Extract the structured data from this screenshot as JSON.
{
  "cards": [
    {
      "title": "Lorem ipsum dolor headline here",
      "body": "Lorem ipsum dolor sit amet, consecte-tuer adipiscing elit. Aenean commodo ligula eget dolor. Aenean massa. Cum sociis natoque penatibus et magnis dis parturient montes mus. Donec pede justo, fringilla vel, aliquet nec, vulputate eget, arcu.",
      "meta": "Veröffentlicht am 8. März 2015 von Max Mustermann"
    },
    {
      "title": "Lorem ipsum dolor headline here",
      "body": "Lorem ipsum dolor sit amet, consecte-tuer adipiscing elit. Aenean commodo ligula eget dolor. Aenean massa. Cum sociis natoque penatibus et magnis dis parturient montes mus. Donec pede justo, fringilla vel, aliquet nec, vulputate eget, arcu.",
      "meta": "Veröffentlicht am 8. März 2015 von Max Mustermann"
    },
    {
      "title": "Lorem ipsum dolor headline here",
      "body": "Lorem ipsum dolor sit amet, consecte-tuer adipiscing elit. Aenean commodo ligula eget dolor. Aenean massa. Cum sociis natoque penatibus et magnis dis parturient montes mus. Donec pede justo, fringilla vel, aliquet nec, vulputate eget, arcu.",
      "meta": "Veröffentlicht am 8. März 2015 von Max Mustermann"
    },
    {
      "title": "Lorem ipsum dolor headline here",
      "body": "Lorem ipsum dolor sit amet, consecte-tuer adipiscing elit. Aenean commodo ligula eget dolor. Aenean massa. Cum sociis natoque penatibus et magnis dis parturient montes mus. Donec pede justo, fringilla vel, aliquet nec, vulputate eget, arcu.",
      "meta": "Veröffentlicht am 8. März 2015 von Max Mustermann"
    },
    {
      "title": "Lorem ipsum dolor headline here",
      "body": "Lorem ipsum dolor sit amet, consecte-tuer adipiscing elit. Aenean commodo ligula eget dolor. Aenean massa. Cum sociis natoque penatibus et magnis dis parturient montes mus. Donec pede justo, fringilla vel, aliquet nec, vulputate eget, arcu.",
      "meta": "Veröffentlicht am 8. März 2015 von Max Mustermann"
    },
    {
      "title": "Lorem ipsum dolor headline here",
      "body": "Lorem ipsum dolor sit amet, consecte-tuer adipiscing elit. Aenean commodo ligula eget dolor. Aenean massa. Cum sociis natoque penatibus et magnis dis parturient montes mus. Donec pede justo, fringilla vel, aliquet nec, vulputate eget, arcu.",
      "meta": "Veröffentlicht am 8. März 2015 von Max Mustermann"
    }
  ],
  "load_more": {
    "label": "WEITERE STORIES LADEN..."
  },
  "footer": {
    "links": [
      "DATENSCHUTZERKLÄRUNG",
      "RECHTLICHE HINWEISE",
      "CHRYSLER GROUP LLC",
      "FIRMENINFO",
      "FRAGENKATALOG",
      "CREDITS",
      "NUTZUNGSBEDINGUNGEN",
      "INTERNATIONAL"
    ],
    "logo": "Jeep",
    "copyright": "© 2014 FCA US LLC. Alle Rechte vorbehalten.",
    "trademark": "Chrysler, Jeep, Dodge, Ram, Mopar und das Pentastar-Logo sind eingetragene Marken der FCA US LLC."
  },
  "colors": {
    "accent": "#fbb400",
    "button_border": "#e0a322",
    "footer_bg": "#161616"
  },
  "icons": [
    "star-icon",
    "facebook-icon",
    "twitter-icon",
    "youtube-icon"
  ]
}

### Work instructions
From the records above, pull out each line that has "Jeep".

### Solution below
    "logo": "Jeep",
    "trademark": "Chrysler, Jeep, Dodge, Ram, Mopar und das Pentastar-Logo sind eingetragene Marken der FCA US LLC."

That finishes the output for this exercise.